Your objective: What follows is data; output all of it exactly as given.

------ Records supplied

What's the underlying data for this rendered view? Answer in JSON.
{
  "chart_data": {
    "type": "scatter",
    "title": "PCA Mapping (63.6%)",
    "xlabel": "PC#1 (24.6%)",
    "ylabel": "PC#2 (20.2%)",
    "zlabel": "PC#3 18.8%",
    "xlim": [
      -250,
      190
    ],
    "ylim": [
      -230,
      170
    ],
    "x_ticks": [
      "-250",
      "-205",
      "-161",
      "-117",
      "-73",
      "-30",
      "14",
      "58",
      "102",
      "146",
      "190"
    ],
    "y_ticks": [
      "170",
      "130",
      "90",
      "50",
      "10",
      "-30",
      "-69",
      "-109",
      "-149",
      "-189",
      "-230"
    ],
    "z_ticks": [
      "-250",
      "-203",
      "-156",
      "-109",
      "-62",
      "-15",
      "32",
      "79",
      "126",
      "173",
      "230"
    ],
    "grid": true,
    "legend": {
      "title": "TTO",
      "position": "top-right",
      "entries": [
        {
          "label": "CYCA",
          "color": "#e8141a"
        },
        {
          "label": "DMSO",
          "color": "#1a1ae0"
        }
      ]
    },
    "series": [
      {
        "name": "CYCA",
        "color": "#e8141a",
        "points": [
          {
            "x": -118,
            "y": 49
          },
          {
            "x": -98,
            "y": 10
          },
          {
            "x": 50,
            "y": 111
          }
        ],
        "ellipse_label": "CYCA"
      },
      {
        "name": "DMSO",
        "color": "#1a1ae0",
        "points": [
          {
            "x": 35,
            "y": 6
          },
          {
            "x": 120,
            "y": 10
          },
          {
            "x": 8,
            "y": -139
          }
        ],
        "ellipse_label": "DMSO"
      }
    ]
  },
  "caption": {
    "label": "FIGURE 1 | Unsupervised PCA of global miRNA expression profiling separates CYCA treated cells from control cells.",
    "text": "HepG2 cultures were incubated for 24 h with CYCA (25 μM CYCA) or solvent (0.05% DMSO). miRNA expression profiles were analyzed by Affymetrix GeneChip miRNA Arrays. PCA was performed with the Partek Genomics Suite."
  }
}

------------

Response to the task:
What's the underlying data for this rendered view? Answer in JSON.
{
  "chart_data": {
    "type": "scatter",
    "title": "PCA Mapping (63.6%)",
    "xlabel": "PC#1 (24.6%)",
    "ylabel": "PC#2 (20.2%)",
    "zlabel": "PC#3 18.8%",
    "xlim": [
      -250,
      190
    ],
    "ylim": [
      -230,
      170
    ],
    "x_ticks": [
      "-250",
      "-205",
      "-161",
      "-117",
      "-73",
      "-30",
      "14",
      "58",
      "102",
      "146",
      "190"
    ],
    "y_ticks": [
      "170",
      "130",
      "90",
      "50",
      "10",
      "-30",
      "-69",
      "-109",
      "-149",
      "-189",
      "-230"
    ],
    "z_ticks": [
      "-250",
      "-203",
      "-156",
      "-109",
      "-62",
      "-15",
      "32",
      "79",
      "126",
      "173",
      "230"
    ],
    "grid": true,
    "legend": {
      "title": "TTO",
      "position": "top-right",
      "entries": [
        {
          "label": "CYCA",
          "color": "#e8141a"
        },
        {
          "label": "DMSO",
          "color": "#1a1ae0"
        }
      ]
    },
    "series": [
      {
        "name": "CYCA",
        "color": "#e8141a",
        "points": [
          {
            "x": -118,
            "y": 49
          },
          {
            "x": -98,
            "y": 10
          },
          {
            "x": 50,
            "y": 111
          }
        ],
        "ellipse_label": "CYCA"
      },
      {
        "name": "DMSO",
        "color": "#1a1ae0",
        "points": [
          {
            "x": 35,
            "y": 6
          },
          {
            "x": 120,
            "y": 10
          },
          {
            "x": 8,
            "y": -139
          }
        ],
        "ellipse_label": "DMSO"
      }
    ]
  },
  "caption": {
    "label": "FIGURE 1 | Unsupervised PCA of global miRNA expression profiling separates CYCA treated cells from control cells.",
    "text": "HepG2 cultures were incubated for 24 h with CYCA (25 μM CYCA) or solvent (0.05% DMSO). miRNA expression profiles were analyzed by Affymetrix GeneChip miRNA Arrays. PCA was performed with the Partek Genomics Suite."
  }
}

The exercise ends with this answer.